— start of Data supplied —

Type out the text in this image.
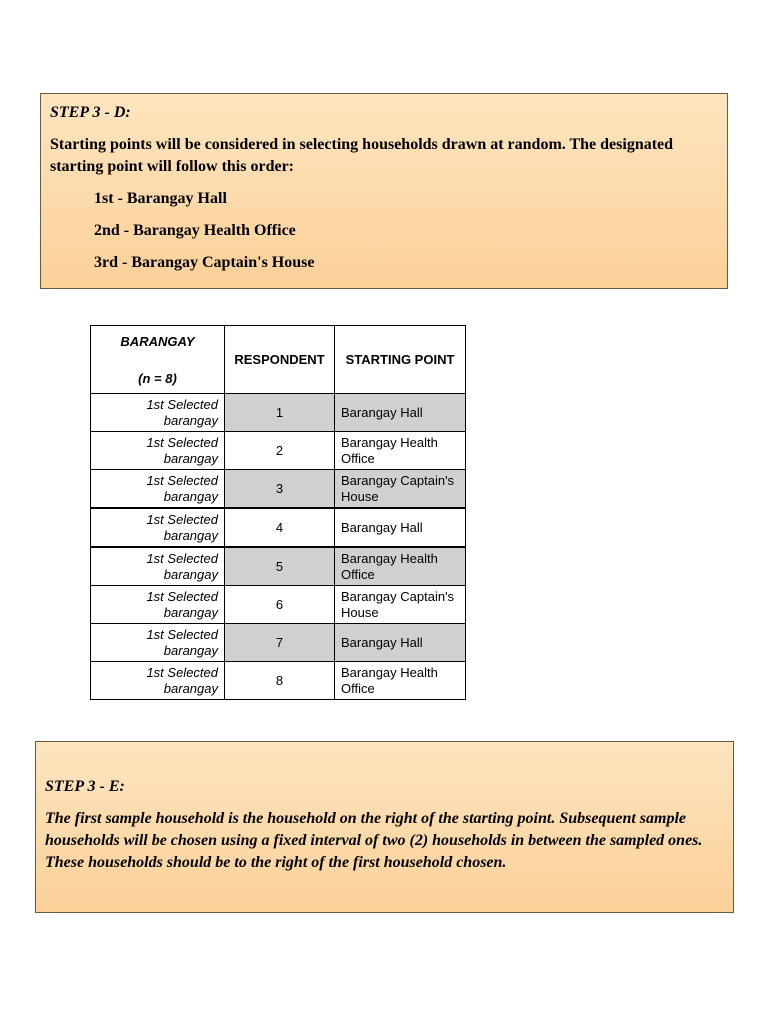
STEP 3 - D:

Starting points will be considered in selecting households drawn at random. The designated starting point will follow this order:

1st - Barangay Hall
2nd - Barangay Health Office
3rd - Barangay Captain's House
BARANGAY
(n = 8)	RESPONDENT	STARTING POINT
1st Selected barangay	1	Barangay Hall
1st Selected barangay	2	Barangay Health Office
1st Selected barangay	3	Barangay Captain's House
1st Selected barangay	4	Barangay Hall
1st Selected barangay	5	Barangay Health Office
1st Selected barangay	6	Barangay Captain's House
1st Selected barangay	7	Barangay Hall
1st Selected barangay	8	Barangay Health Office

STEP 3 - E:

The first sample household is the household on the right of the starting point. Subsequent sample households will be chosen using a fixed interval of two (2) households in between the sampled ones. These households should be to the right of the first household chosen.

— end of Data supplied —

All of the data above should be quoted exactly, except for the pictures.

Type out the text in this image.
STEP 3 - D:

Starting points will be considered in selecting households drawn at random. The designated starting point will follow this order:

1st - Barangay Hall
2nd - Barangay Health Office
3rd - Barangay Captain's House
BARANGAY
(n = 8)	RESPONDENT	STARTING POINT
1st Selected barangay	1	Barangay Hall
1st Selected barangay	2	Barangay Health Office
1st Selected barangay	3	Barangay Captain's House
1st Selected barangay	4	Barangay Hall
1st Selected barangay	5	Barangay Health Office
1st Selected barangay	6	Barangay Captain's House
1st Selected barangay	7	Barangay Hall
1st Selected barangay	8	Barangay Health Office

STEP 3 - E:

The first sample household is the household on the right of the starting point. Subsequent sample households will be chosen using a fixed interval of two (2) households in between the sampled ones. These households should be to the right of the first household chosen.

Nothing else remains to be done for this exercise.